(Extracted records)

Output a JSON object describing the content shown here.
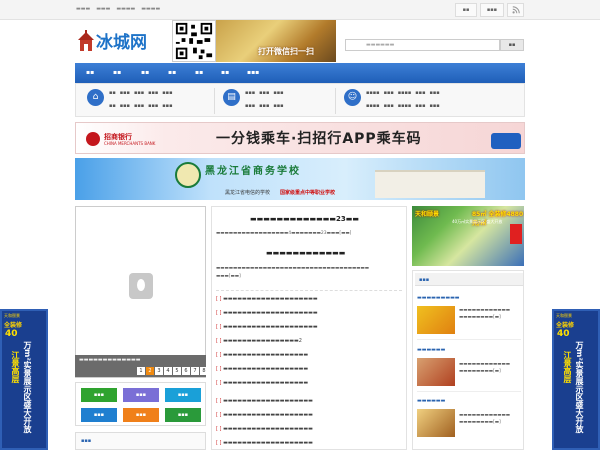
{
  "top": {
    "links": [
      "",
      "",
      "",
      ""
    ],
    "buttons": [
      "",
      "",
      ""
    ]
  },
  "logo": {
    "text": "冰城网"
  },
  "wx_banner": {
    "text": "打开微信扫一扫"
  },
  "search": {
    "placeholder": "",
    "button": ""
  },
  "nav": {
    "items": [
      "",
      "",
      "",
      "",
      "",
      "",
      "",
      ""
    ]
  },
  "ads": {
    "cmb_bank": "招商银行",
    "cmb_bank_sub": "CHINA MERCHANTS BANK",
    "cmb_slogan": "一分钱乘车·扫招行APP乘车码",
    "school_name": "黑龙江省商务学校",
    "school_sub": "黑龙江省电信的学校",
    "school_sub2": "国家级重点中等职业学校",
    "right_ad_1": "天和颐景",
    "right_ad_2": "85㎡ 全装修4880元/㎡",
    "right_ad_3": "40万㎡实景展示区 盛大开放",
    "side_top": "天和颐景",
    "side_sub": "全装修",
    "side_big": "40",
    "side_v1": "万m²实景展示区盛大开放",
    "side_v2": "江景高层"
  },
  "slider": {
    "caption": "",
    "dots": [
      "1",
      "2",
      "3",
      "4",
      "5",
      "6",
      "7",
      "8"
    ]
  },
  "news": {
    "headline_num": "23",
    "summary1_num": "4",
    "summary1_num2": "23",
    "headline2": "",
    "item_cat": "[  ]",
    "item_num": "2"
  },
  "colors": {
    "nav_blue": "#2a6bc8",
    "link_blue": "#2a64b0",
    "orange": "#f08a10",
    "red": "#d03030",
    "ql_1": "#2fa32f",
    "ql_2": "#7a6fd6",
    "ql_3": "#1aa0d8",
    "ql_4": "#1f7fd0",
    "ql_5": "#f0801a",
    "ql_6": "#2a9a3a"
  }
}
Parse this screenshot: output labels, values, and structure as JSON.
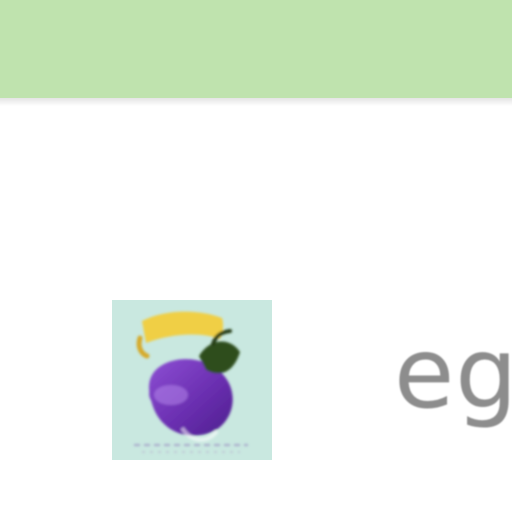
{
  "header": {
    "color": "#bfe3ae"
  },
  "list": {
    "items": [
      {
        "icon": "eggplant-icon",
        "label": "eg"
      }
    ]
  },
  "colors": {
    "thumb_background": "#c9e8e0",
    "eggplant": "#6b2fb1",
    "label_text": "#8d8d8d"
  }
}
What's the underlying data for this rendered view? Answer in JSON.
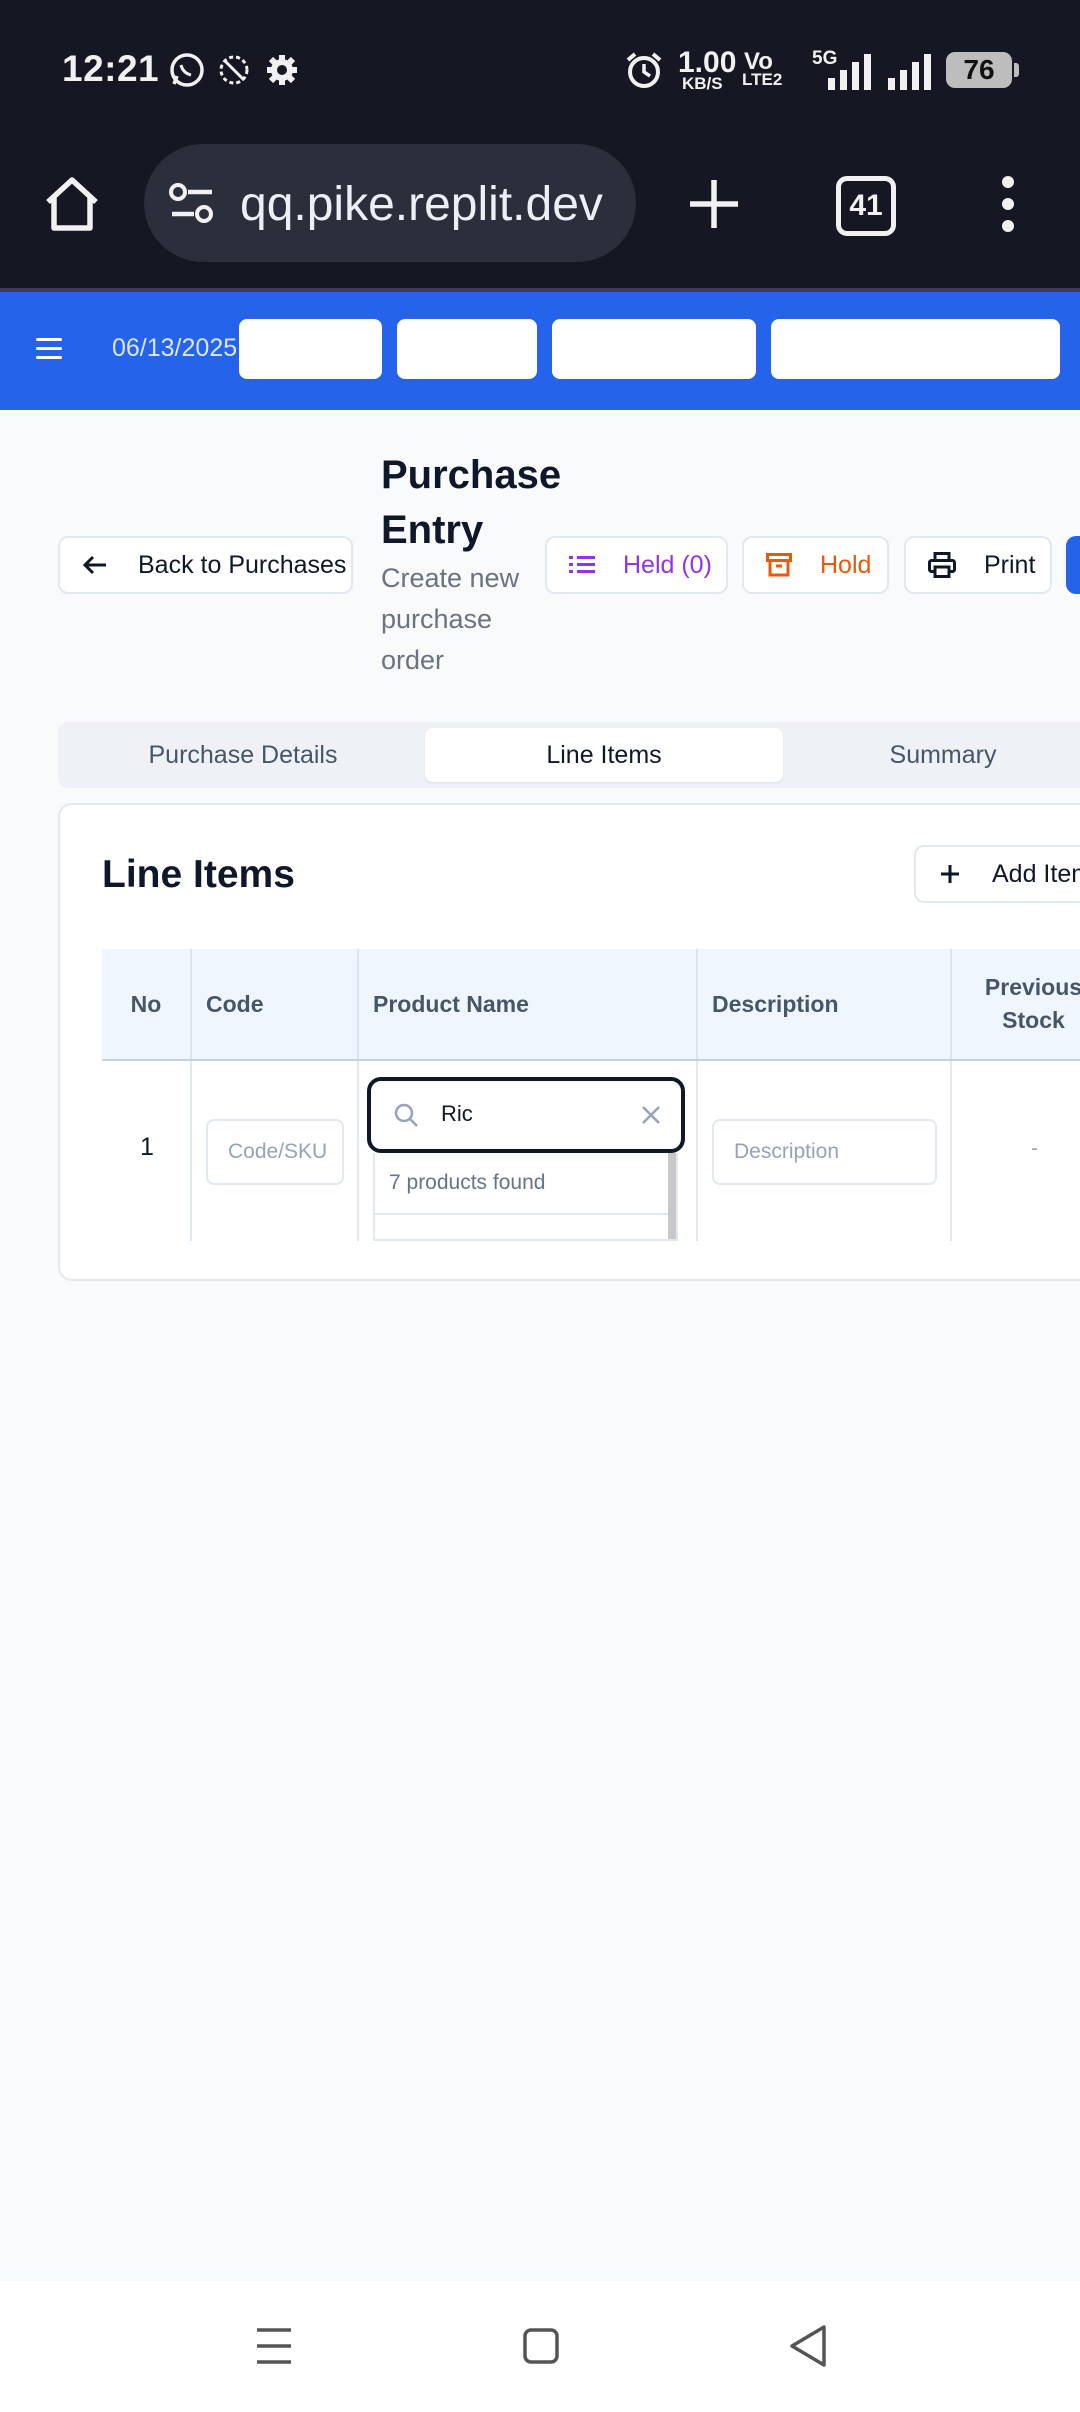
{
  "status_bar": {
    "time": "12:21",
    "net_speed_value": "1.00",
    "net_speed_unit": "KB/S",
    "volte_top": "Vo",
    "volte_bottom": "LTE2",
    "network": "5G",
    "battery": "76"
  },
  "browser": {
    "url": "qq.pike.replit.dev",
    "tab_count": "41"
  },
  "app_header": {
    "date": "06/13/2025"
  },
  "page": {
    "back_label": "Back to Purchases",
    "title": "Purchase Entry",
    "subtitle": "Create new purchase order",
    "held_label": "Held (0)",
    "hold_label": "Hold",
    "print_label": "Print"
  },
  "tabs": [
    {
      "label": "Purchase Details",
      "active": false
    },
    {
      "label": "Line Items",
      "active": true
    },
    {
      "label": "Summary",
      "active": false
    }
  ],
  "line_items": {
    "title": "Line Items",
    "add_item_label": "Add Item",
    "columns": [
      "No",
      "Code",
      "Product Name",
      "Description",
      "Previous Stock"
    ],
    "rows": [
      {
        "no": "1",
        "code_placeholder": "Code/SKU",
        "product_search_value": "Ric",
        "products_found": "7 products found",
        "description_placeholder": "Description",
        "previous_stock": "-"
      }
    ]
  },
  "colors": {
    "header_blue": "#2563eb",
    "held_purple": "#9333ea",
    "hold_orange": "#ea580c",
    "status_bar": "#151722"
  },
  "icons": [
    "home-icon",
    "site-settings-icon",
    "plus-icon",
    "tab-switcher-icon",
    "overflow-menu-icon",
    "hamburger-icon",
    "arrow-left-icon",
    "list-icon",
    "archive-icon",
    "printer-icon",
    "search-icon",
    "clear-icon"
  ]
}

#### EXERCISE DETAILS:
Repeat the material above in full and unchanged, minus its images.

#### CORRECT RESULT:
Output a JSON object describing the content shown here.
{
  "top": {
    "links": [
      "",
      "",
      "",
      ""
    ],
    "buttons": [
      "",
      "",
      ""
    ]
  },
  "logo": {
    "text": "冰城网"
  },
  "wx_banner": {
    "text": "打开微信扫一扫"
  },
  "search": {
    "placeholder": "",
    "button": ""
  },
  "nav": {
    "items": [
      "",
      "",
      "",
      "",
      "",
      "",
      "",
      ""
    ]
  },
  "ads": {
    "cmb_bank": "招商银行",
    "cmb_bank_sub": "CHINA MERCHANTS BANK",
    "cmb_slogan": "一分钱乘车·扫招行APP乘车码",
    "school_name": "黑龙江省商务学校",
    "school_sub": "黑龙江省电信的学校",
    "school_sub2": "国家级重点中等职业学校",
    "right_ad_1": "天和颐景",
    "right_ad_2": "85㎡ 全装修4880元/㎡",
    "right_ad_3": "40万㎡实景展示区 盛大开放",
    "side_top": "天和颐景",
    "side_sub": "全装修",
    "side_big": "40",
    "side_v1": "万m²实景展示区盛大开放",
    "side_v2": "江景高层"
  },
  "slider": {
    "caption": "",
    "dots": [
      "1",
      "2",
      "3",
      "4",
      "5",
      "6",
      "7",
      "8"
    ]
  },
  "news": {
    "headline_num": "23",
    "summary1_num": "4",
    "summary1_num2": "23",
    "headline2": "",
    "item_cat": "[  ]",
    "item_num": "2"
  },
  "colors": {
    "nav_blue": "#2a6bc8",
    "link_blue": "#2a64b0",
    "orange": "#f08a10",
    "red": "#d03030",
    "ql_1": "#2fa32f",
    "ql_2": "#7a6fd6",
    "ql_3": "#1aa0d8",
    "ql_4": "#1f7fd0",
    "ql_5": "#f0801a",
    "ql_6": "#2a9a3a"
  }
}
Parse this screenshot: output labels, values, and structure as JSON.
{
  "header": {
    "color": "#bfe3ae"
  },
  "list": {
    "items": [
      {
        "icon": "eggplant-icon",
        "label": "eg"
      }
    ]
  },
  "colors": {
    "thumb_background": "#c9e8e0",
    "eggplant": "#6b2fb1",
    "label_text": "#8d8d8d"
  }
}
What's the underlying data for this rendered view? Answer in JSON.
{
  "status_bar": {
    "time": "12:21",
    "net_speed_value": "1.00",
    "net_speed_unit": "KB/S",
    "volte_top": "Vo",
    "volte_bottom": "LTE2",
    "network": "5G",
    "battery": "76"
  },
  "browser": {
    "url": "qq.pike.replit.dev",
    "tab_count": "41"
  },
  "app_header": {
    "date": "06/13/2025"
  },
  "page": {
    "back_label": "Back to Purchases",
    "title": "Purchase Entry",
    "subtitle": "Create new purchase order",
    "held_label": "Held (0)",
    "hold_label": "Hold",
    "print_label": "Print"
  },
  "tabs": [
    {
      "label": "Purchase Details",
      "active": false
    },
    {
      "label": "Line Items",
      "active": true
    },
    {
      "label": "Summary",
      "active": false
    }
  ],
  "line_items": {
    "title": "Line Items",
    "add_item_label": "Add Item",
    "columns": [
      "No",
      "Code",
      "Product Name",
      "Description",
      "Previous Stock"
    ],
    "rows": [
      {
        "no": "1",
        "code_placeholder": "Code/SKU",
        "product_search_value": "Ric",
        "products_found": "7 products found",
        "description_placeholder": "Description",
        "previous_stock": "-"
      }
    ]
  },
  "colors": {
    "header_blue": "#2563eb",
    "held_purple": "#9333ea",
    "hold_orange": "#ea580c",
    "status_bar": "#151722"
  },
  "icons": [
    "home-icon",
    "site-settings-icon",
    "plus-icon",
    "tab-switcher-icon",
    "overflow-menu-icon",
    "hamburger-icon",
    "arrow-left-icon",
    "list-icon",
    "archive-icon",
    "printer-icon",
    "search-icon",
    "clear-icon"
  ]
}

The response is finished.